* **Short exercise**
Your task is to print all of the data word for word.

====== Record extracts

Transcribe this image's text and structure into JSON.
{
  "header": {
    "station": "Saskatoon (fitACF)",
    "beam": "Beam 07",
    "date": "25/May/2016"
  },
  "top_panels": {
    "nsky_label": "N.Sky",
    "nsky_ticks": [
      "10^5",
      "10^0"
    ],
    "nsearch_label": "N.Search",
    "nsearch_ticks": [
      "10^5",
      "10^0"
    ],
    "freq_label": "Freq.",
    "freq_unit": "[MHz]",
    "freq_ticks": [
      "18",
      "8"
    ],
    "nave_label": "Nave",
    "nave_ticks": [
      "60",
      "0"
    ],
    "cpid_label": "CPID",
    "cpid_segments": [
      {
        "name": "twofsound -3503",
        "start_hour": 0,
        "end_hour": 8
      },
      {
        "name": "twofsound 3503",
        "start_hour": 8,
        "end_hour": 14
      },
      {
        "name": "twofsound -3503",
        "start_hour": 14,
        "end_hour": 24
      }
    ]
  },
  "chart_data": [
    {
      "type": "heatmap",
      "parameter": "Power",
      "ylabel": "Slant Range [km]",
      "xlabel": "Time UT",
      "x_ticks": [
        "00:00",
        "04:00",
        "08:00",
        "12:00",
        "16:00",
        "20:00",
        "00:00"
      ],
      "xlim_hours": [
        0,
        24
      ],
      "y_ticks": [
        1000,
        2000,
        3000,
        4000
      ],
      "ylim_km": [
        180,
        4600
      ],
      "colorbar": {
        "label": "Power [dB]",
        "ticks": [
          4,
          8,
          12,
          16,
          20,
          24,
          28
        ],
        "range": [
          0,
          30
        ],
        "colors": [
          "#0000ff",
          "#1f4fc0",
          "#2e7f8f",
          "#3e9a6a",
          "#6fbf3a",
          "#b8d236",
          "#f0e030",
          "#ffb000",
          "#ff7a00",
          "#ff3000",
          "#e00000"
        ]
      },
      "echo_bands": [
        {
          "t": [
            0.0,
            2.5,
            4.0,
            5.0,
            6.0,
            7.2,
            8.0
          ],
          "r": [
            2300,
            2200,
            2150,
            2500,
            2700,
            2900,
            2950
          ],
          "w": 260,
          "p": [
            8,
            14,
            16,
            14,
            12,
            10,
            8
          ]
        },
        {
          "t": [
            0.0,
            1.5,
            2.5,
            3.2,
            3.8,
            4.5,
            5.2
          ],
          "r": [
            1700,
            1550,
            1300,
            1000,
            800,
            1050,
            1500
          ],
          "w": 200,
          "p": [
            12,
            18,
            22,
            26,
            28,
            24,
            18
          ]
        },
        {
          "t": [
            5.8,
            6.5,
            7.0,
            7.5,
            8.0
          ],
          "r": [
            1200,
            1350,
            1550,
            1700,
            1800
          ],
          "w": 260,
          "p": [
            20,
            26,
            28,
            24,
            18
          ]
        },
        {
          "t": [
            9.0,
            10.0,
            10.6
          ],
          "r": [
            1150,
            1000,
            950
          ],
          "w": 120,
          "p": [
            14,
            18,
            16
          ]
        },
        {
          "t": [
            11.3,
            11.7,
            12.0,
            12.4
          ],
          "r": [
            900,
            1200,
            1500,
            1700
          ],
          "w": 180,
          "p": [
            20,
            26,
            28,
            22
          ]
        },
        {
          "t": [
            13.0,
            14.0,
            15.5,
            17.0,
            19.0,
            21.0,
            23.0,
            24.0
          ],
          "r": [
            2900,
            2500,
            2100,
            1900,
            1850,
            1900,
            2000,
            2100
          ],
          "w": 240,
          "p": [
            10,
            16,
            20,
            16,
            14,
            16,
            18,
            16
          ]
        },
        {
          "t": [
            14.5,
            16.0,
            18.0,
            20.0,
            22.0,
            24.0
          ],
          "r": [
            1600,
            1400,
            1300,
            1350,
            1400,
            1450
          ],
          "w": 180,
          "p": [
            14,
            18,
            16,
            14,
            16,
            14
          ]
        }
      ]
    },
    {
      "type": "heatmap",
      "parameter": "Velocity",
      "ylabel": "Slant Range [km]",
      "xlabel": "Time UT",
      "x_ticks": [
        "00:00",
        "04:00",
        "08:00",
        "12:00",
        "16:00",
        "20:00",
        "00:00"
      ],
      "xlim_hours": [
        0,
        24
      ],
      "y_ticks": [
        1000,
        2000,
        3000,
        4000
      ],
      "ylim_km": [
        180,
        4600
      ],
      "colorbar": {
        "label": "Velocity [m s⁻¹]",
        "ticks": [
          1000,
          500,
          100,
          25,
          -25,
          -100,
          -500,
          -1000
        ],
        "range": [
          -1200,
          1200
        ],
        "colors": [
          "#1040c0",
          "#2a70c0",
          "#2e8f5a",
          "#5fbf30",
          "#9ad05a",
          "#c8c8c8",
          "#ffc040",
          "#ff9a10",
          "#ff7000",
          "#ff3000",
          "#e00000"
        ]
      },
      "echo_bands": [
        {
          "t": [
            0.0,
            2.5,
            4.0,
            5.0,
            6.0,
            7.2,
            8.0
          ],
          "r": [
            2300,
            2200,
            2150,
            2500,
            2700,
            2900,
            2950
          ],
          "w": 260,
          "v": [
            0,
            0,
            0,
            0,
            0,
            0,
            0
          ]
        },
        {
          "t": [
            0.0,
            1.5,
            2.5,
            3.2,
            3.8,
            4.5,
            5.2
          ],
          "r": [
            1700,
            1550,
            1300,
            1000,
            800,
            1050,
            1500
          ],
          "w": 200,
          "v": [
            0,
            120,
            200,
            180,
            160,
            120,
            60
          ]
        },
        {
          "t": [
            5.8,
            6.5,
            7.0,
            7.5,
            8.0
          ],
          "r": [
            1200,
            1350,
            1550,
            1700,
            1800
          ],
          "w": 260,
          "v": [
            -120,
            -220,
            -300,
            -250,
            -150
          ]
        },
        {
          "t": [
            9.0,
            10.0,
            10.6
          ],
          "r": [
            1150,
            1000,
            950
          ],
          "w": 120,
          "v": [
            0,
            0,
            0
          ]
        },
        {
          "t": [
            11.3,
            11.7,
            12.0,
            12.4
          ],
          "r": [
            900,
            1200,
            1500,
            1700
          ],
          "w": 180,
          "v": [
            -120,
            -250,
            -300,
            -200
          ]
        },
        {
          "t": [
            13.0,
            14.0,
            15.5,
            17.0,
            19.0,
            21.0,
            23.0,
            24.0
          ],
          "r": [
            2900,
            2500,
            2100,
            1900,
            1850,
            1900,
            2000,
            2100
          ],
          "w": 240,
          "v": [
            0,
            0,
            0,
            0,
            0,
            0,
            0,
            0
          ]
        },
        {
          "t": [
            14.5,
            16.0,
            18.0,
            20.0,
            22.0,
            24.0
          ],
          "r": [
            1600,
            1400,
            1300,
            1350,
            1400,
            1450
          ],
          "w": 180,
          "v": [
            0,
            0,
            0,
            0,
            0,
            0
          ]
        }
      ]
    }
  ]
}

============

* **In response**
Transcribe this image's text and structure into JSON.
{
  "header": {
    "station": "Saskatoon (fitACF)",
    "beam": "Beam 07",
    "date": "25/May/2016"
  },
  "top_panels": {
    "nsky_label": "N.Sky",
    "nsky_ticks": [
      "10^5",
      "10^0"
    ],
    "nsearch_label": "N.Search",
    "nsearch_ticks": [
      "10^5",
      "10^0"
    ],
    "freq_label": "Freq.",
    "freq_unit": "[MHz]",
    "freq_ticks": [
      "18",
      "8"
    ],
    "nave_label": "Nave",
    "nave_ticks": [
      "60",
      "0"
    ],
    "cpid_label": "CPID",
    "cpid_segments": [
      {
        "name": "twofsound -3503",
        "start_hour": 0,
        "end_hour": 8
      },
      {
        "name": "twofsound 3503",
        "start_hour": 8,
        "end_hour": 14
      },
      {
        "name": "twofsound -3503",
        "start_hour": 14,
        "end_hour": 24
      }
    ]
  },
  "chart_data": [
    {
      "type": "heatmap",
      "parameter": "Power",
      "ylabel": "Slant Range [km]",
      "xlabel": "Time UT",
      "x_ticks": [
        "00:00",
        "04:00",
        "08:00",
        "12:00",
        "16:00",
        "20:00",
        "00:00"
      ],
      "xlim_hours": [
        0,
        24
      ],
      "y_ticks": [
        1000,
        2000,
        3000,
        4000
      ],
      "ylim_km": [
        180,
        4600
      ],
      "colorbar": {
        "label": "Power [dB]",
        "ticks": [
          4,
          8,
          12,
          16,
          20,
          24,
          28
        ],
        "range": [
          0,
          30
        ],
        "colors": [
          "#0000ff",
          "#1f4fc0",
          "#2e7f8f",
          "#3e9a6a",
          "#6fbf3a",
          "#b8d236",
          "#f0e030",
          "#ffb000",
          "#ff7a00",
          "#ff3000",
          "#e00000"
        ]
      },
      "echo_bands": [
        {
          "t": [
            0.0,
            2.5,
            4.0,
            5.0,
            6.0,
            7.2,
            8.0
          ],
          "r": [
            2300,
            2200,
            2150,
            2500,
            2700,
            2900,
            2950
          ],
          "w": 260,
          "p": [
            8,
            14,
            16,
            14,
            12,
            10,
            8
          ]
        },
        {
          "t": [
            0.0,
            1.5,
            2.5,
            3.2,
            3.8,
            4.5,
            5.2
          ],
          "r": [
            1700,
            1550,
            1300,
            1000,
            800,
            1050,
            1500
          ],
          "w": 200,
          "p": [
            12,
            18,
            22,
            26,
            28,
            24,
            18
          ]
        },
        {
          "t": [
            5.8,
            6.5,
            7.0,
            7.5,
            8.0
          ],
          "r": [
            1200,
            1350,
            1550,
            1700,
            1800
          ],
          "w": 260,
          "p": [
            20,
            26,
            28,
            24,
            18
          ]
        },
        {
          "t": [
            9.0,
            10.0,
            10.6
          ],
          "r": [
            1150,
            1000,
            950
          ],
          "w": 120,
          "p": [
            14,
            18,
            16
          ]
        },
        {
          "t": [
            11.3,
            11.7,
            12.0,
            12.4
          ],
          "r": [
            900,
            1200,
            1500,
            1700
          ],
          "w": 180,
          "p": [
            20,
            26,
            28,
            22
          ]
        },
        {
          "t": [
            13.0,
            14.0,
            15.5,
            17.0,
            19.0,
            21.0,
            23.0,
            24.0
          ],
          "r": [
            2900,
            2500,
            2100,
            1900,
            1850,
            1900,
            2000,
            2100
          ],
          "w": 240,
          "p": [
            10,
            16,
            20,
            16,
            14,
            16,
            18,
            16
          ]
        },
        {
          "t": [
            14.5,
            16.0,
            18.0,
            20.0,
            22.0,
            24.0
          ],
          "r": [
            1600,
            1400,
            1300,
            1350,
            1400,
            1450
          ],
          "w": 180,
          "p": [
            14,
            18,
            16,
            14,
            16,
            14
          ]
        }
      ]
    },
    {
      "type": "heatmap",
      "parameter": "Velocity",
      "ylabel": "Slant Range [km]",
      "xlabel": "Time UT",
      "x_ticks": [
        "00:00",
        "04:00",
        "08:00",
        "12:00",
        "16:00",
        "20:00",
        "00:00"
      ],
      "xlim_hours": [
        0,
        24
      ],
      "y_ticks": [
        1000,
        2000,
        3000,
        4000
      ],
      "ylim_km": [
        180,
        4600
      ],
      "colorbar": {
        "label": "Velocity [m s⁻¹]",
        "ticks": [
          1000,
          500,
          100,
          25,
          -25,
          -100,
          -500,
          -1000
        ],
        "range": [
          -1200,
          1200
        ],
        "colors": [
          "#1040c0",
          "#2a70c0",
          "#2e8f5a",
          "#5fbf30",
          "#9ad05a",
          "#c8c8c8",
          "#ffc040",
          "#ff9a10",
          "#ff7000",
          "#ff3000",
          "#e00000"
        ]
      },
      "echo_bands": [
        {
          "t": [
            0.0,
            2.5,
            4.0,
            5.0,
            6.0,
            7.2,
            8.0
          ],
          "r": [
            2300,
            2200,
            2150,
            2500,
            2700,
            2900,
            2950
          ],
          "w": 260,
          "v": [
            0,
            0,
            0,
            0,
            0,
            0,
            0
          ]
        },
        {
          "t": [
            0.0,
            1.5,
            2.5,
            3.2,
            3.8,
            4.5,
            5.2
          ],
          "r": [
            1700,
            1550,
            1300,
            1000,
            800,
            1050,
            1500
          ],
          "w": 200,
          "v": [
            0,
            120,
            200,
            180,
            160,
            120,
            60
          ]
        },
        {
          "t": [
            5.8,
            6.5,
            7.0,
            7.5,
            8.0
          ],
          "r": [
            1200,
            1350,
            1550,
            1700,
            1800
          ],
          "w": 260,
          "v": [
            -120,
            -220,
            -300,
            -250,
            -150
          ]
        },
        {
          "t": [
            9.0,
            10.0,
            10.6
          ],
          "r": [
            1150,
            1000,
            950
          ],
          "w": 120,
          "v": [
            0,
            0,
            0
          ]
        },
        {
          "t": [
            11.3,
            11.7,
            12.0,
            12.4
          ],
          "r": [
            900,
            1200,
            1500,
            1700
          ],
          "w": 180,
          "v": [
            -120,
            -250,
            -300,
            -200
          ]
        },
        {
          "t": [
            13.0,
            14.0,
            15.5,
            17.0,
            19.0,
            21.0,
            23.0,
            24.0
          ],
          "r": [
            2900,
            2500,
            2100,
            1900,
            1850,
            1900,
            2000,
            2100
          ],
          "w": 240,
          "v": [
            0,
            0,
            0,
            0,
            0,
            0,
            0,
            0
          ]
        },
        {
          "t": [
            14.5,
            16.0,
            18.0,
            20.0,
            22.0,
            24.0
          ],
          "r": [
            1600,
            1400,
            1300,
            1350,
            1400,
            1450
          ],
          "w": 180,
          "v": [
            0,
            0,
            0,
            0,
            0,
            0
          ]
        }
      ]
    }
  ]
}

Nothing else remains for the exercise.